* [Exercise objective] Your task is to repeat the lines below exactly, excluding any pictures they contain.

* [Extracted entries]
[Begin]

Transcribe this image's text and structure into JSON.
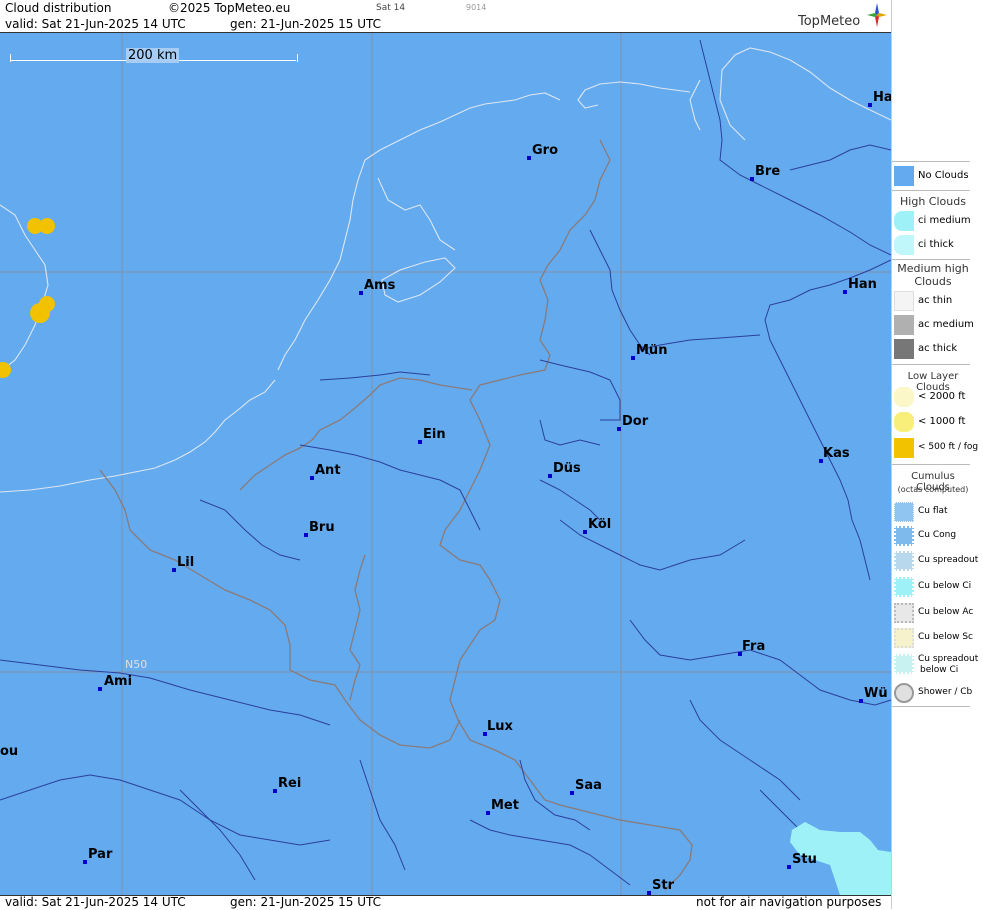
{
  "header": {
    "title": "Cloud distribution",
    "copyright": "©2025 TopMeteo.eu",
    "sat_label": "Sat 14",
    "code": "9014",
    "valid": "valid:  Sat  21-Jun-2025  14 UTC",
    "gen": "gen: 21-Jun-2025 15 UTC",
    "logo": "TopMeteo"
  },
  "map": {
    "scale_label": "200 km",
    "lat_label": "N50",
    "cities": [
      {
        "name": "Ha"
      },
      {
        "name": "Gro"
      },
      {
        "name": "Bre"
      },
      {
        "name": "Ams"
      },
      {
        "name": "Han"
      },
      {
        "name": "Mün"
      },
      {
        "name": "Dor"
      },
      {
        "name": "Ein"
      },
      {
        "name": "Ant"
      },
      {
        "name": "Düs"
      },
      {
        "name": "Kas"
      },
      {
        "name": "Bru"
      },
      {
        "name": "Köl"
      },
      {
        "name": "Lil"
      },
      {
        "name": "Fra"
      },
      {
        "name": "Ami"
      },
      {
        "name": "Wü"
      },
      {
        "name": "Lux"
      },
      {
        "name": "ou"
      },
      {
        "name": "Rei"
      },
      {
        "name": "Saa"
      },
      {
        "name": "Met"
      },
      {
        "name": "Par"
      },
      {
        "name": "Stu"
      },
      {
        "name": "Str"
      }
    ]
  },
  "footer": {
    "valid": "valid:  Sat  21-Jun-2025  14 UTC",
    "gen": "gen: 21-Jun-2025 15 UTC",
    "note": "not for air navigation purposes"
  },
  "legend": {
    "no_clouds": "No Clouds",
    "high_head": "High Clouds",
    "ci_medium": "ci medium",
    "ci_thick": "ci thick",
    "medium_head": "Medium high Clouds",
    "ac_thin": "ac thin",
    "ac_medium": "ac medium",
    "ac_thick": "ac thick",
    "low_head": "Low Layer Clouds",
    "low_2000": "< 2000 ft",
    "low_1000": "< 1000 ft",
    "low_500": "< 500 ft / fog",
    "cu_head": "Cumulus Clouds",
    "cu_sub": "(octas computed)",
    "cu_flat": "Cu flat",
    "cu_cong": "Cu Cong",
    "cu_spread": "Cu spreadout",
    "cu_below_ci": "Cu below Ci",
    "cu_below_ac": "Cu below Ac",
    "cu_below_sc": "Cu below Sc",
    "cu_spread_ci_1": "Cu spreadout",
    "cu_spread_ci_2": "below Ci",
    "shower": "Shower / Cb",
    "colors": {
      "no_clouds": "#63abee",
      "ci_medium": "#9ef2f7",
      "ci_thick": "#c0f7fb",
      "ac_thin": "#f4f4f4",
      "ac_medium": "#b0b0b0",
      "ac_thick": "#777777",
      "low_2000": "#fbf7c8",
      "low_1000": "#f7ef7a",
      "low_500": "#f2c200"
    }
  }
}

[End]

* [Expected output]
Transcribe this image's text and structure into JSON.
{
  "header": {
    "title": "Cloud distribution",
    "copyright": "©2025 TopMeteo.eu",
    "sat_label": "Sat 14",
    "code": "9014",
    "valid": "valid:  Sat  21-Jun-2025  14 UTC",
    "gen": "gen: 21-Jun-2025 15 UTC",
    "logo": "TopMeteo"
  },
  "map": {
    "scale_label": "200 km",
    "lat_label": "N50",
    "cities": [
      {
        "name": "Ha"
      },
      {
        "name": "Gro"
      },
      {
        "name": "Bre"
      },
      {
        "name": "Ams"
      },
      {
        "name": "Han"
      },
      {
        "name": "Mün"
      },
      {
        "name": "Dor"
      },
      {
        "name": "Ein"
      },
      {
        "name": "Ant"
      },
      {
        "name": "Düs"
      },
      {
        "name": "Kas"
      },
      {
        "name": "Bru"
      },
      {
        "name": "Köl"
      },
      {
        "name": "Lil"
      },
      {
        "name": "Fra"
      },
      {
        "name": "Ami"
      },
      {
        "name": "Wü"
      },
      {
        "name": "Lux"
      },
      {
        "name": "ou"
      },
      {
        "name": "Rei"
      },
      {
        "name": "Saa"
      },
      {
        "name": "Met"
      },
      {
        "name": "Par"
      },
      {
        "name": "Stu"
      },
      {
        "name": "Str"
      }
    ]
  },
  "footer": {
    "valid": "valid:  Sat  21-Jun-2025  14 UTC",
    "gen": "gen: 21-Jun-2025 15 UTC",
    "note": "not for air navigation purposes"
  },
  "legend": {
    "no_clouds": "No Clouds",
    "high_head": "High Clouds",
    "ci_medium": "ci medium",
    "ci_thick": "ci thick",
    "medium_head": "Medium high Clouds",
    "ac_thin": "ac thin",
    "ac_medium": "ac medium",
    "ac_thick": "ac thick",
    "low_head": "Low Layer Clouds",
    "low_2000": "< 2000 ft",
    "low_1000": "< 1000 ft",
    "low_500": "< 500 ft / fog",
    "cu_head": "Cumulus Clouds",
    "cu_sub": "(octas computed)",
    "cu_flat": "Cu flat",
    "cu_cong": "Cu Cong",
    "cu_spread": "Cu spreadout",
    "cu_below_ci": "Cu below Ci",
    "cu_below_ac": "Cu below Ac",
    "cu_below_sc": "Cu below Sc",
    "cu_spread_ci_1": "Cu spreadout",
    "cu_spread_ci_2": "below Ci",
    "shower": "Shower / Cb",
    "colors": {
      "no_clouds": "#63abee",
      "ci_medium": "#9ef2f7",
      "ci_thick": "#c0f7fb",
      "ac_thin": "#f4f4f4",
      "ac_medium": "#b0b0b0",
      "ac_thick": "#777777",
      "low_2000": "#fbf7c8",
      "low_1000": "#f7ef7a",
      "low_500": "#f2c200"
    }
  }
}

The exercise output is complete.